Rows from a dataset
━━━━━━━━━━━━━━━━━━━━
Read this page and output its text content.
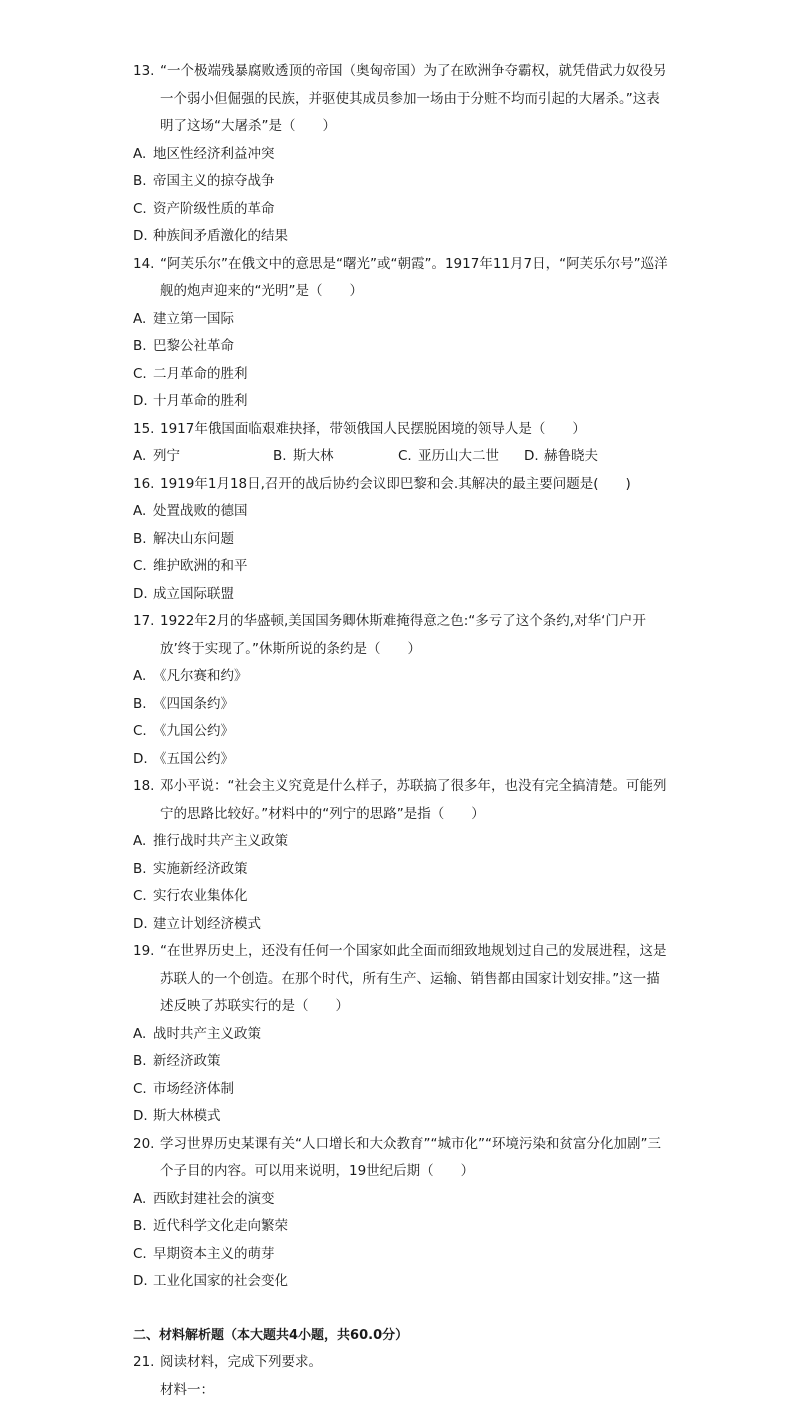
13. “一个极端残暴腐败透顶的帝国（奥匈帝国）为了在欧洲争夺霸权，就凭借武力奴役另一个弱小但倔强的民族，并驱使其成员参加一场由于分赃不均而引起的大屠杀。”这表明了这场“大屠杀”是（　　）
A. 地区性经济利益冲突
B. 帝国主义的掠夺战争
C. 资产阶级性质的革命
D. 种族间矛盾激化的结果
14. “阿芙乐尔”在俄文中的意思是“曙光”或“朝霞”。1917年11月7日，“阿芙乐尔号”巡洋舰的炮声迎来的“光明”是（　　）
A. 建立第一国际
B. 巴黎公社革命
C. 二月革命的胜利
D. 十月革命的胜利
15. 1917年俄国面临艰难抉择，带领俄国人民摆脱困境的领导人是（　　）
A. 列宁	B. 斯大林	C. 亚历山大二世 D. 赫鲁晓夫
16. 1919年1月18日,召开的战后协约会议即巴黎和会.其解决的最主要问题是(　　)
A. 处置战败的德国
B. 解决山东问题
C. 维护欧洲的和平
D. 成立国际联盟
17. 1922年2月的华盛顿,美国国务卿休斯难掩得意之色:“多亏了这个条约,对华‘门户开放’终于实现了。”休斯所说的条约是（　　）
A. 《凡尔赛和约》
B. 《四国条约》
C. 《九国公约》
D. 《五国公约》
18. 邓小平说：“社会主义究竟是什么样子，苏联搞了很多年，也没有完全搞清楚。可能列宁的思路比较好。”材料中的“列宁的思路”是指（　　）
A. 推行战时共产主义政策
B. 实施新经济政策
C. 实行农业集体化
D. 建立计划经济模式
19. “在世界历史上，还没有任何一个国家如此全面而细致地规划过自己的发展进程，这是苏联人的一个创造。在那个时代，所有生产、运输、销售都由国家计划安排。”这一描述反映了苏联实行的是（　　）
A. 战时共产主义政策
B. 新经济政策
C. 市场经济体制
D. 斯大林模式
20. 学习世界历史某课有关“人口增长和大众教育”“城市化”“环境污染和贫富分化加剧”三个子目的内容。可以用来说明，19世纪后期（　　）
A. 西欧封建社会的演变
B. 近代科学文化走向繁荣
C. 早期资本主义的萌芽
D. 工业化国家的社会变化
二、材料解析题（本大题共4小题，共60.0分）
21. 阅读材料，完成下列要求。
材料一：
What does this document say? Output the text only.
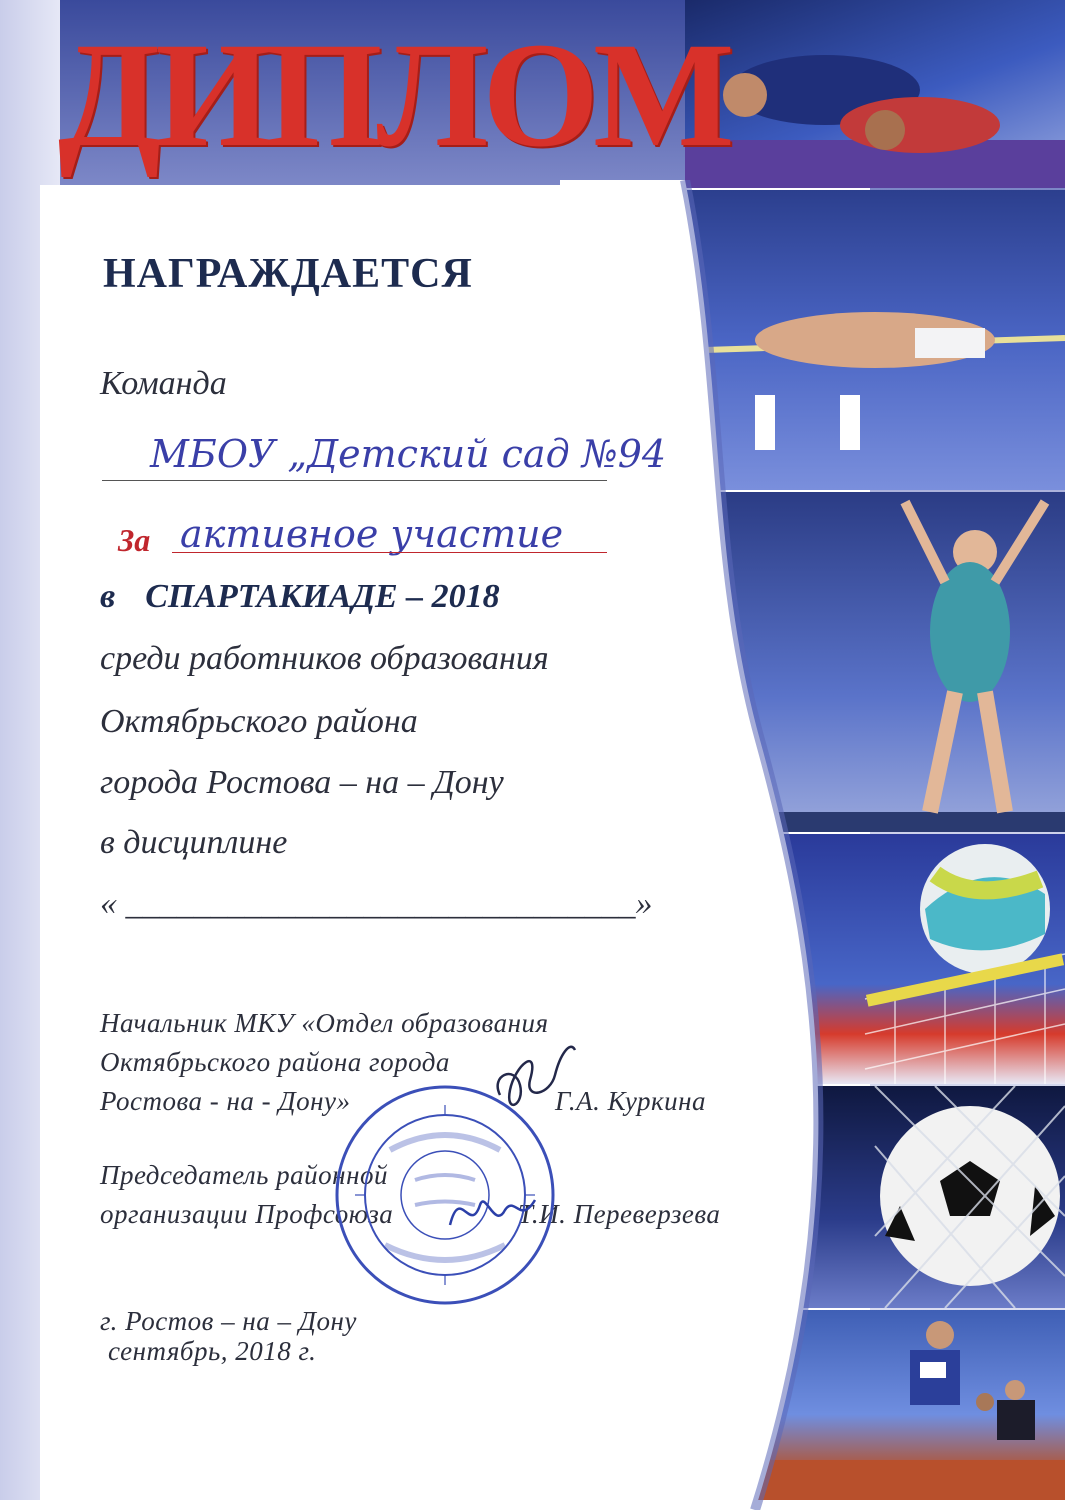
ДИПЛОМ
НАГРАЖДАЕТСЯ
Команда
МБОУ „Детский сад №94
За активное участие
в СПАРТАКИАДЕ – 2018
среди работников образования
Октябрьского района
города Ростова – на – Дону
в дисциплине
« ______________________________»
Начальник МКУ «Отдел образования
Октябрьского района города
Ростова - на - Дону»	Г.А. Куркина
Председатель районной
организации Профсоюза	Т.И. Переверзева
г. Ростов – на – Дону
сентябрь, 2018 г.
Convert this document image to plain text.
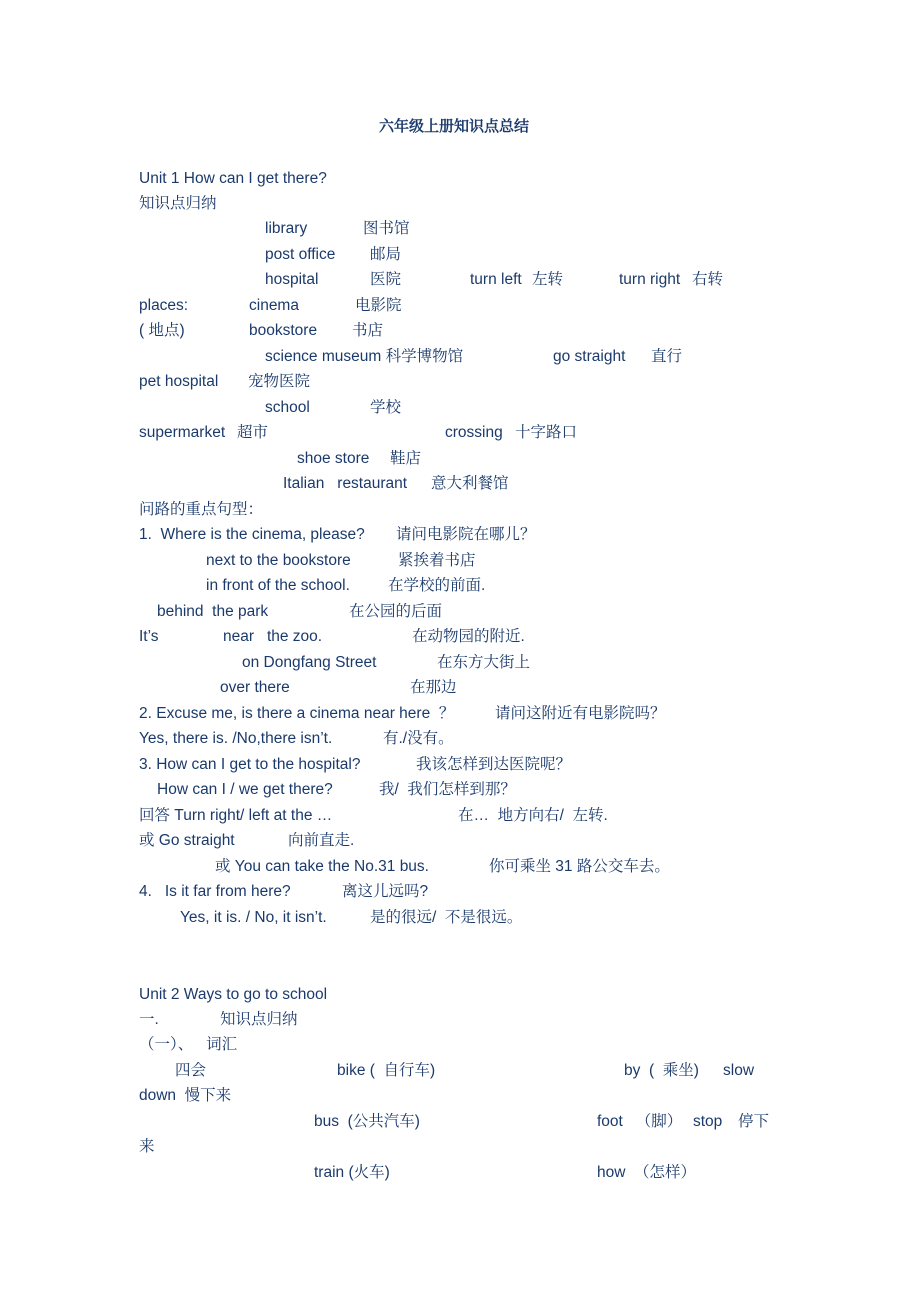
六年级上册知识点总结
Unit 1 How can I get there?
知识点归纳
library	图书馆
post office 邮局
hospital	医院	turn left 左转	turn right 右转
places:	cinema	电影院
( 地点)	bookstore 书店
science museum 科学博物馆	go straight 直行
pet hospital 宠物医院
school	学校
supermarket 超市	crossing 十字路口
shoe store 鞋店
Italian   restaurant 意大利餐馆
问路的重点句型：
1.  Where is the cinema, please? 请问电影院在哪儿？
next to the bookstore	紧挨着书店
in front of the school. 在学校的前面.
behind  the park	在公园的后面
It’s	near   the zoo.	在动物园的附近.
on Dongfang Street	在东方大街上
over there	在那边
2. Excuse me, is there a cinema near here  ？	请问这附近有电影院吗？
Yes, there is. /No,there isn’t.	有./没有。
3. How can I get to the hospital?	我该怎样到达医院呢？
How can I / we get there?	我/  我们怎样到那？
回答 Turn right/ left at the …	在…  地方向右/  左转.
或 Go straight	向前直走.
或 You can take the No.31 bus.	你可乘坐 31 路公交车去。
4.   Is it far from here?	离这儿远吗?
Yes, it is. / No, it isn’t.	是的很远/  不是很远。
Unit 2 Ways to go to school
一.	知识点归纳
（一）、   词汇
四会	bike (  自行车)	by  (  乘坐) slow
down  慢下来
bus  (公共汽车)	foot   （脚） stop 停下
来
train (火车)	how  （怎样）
━━━━━━━━━━━━━━━━━━━━
*Problem to solve*
Show all lines in the entries above where the word "right" appears.

*Final answer*
hospital	医院	turn left 左转	turn right 右转
回答 Turn right/ left at the …	在…  地方向右/  左转.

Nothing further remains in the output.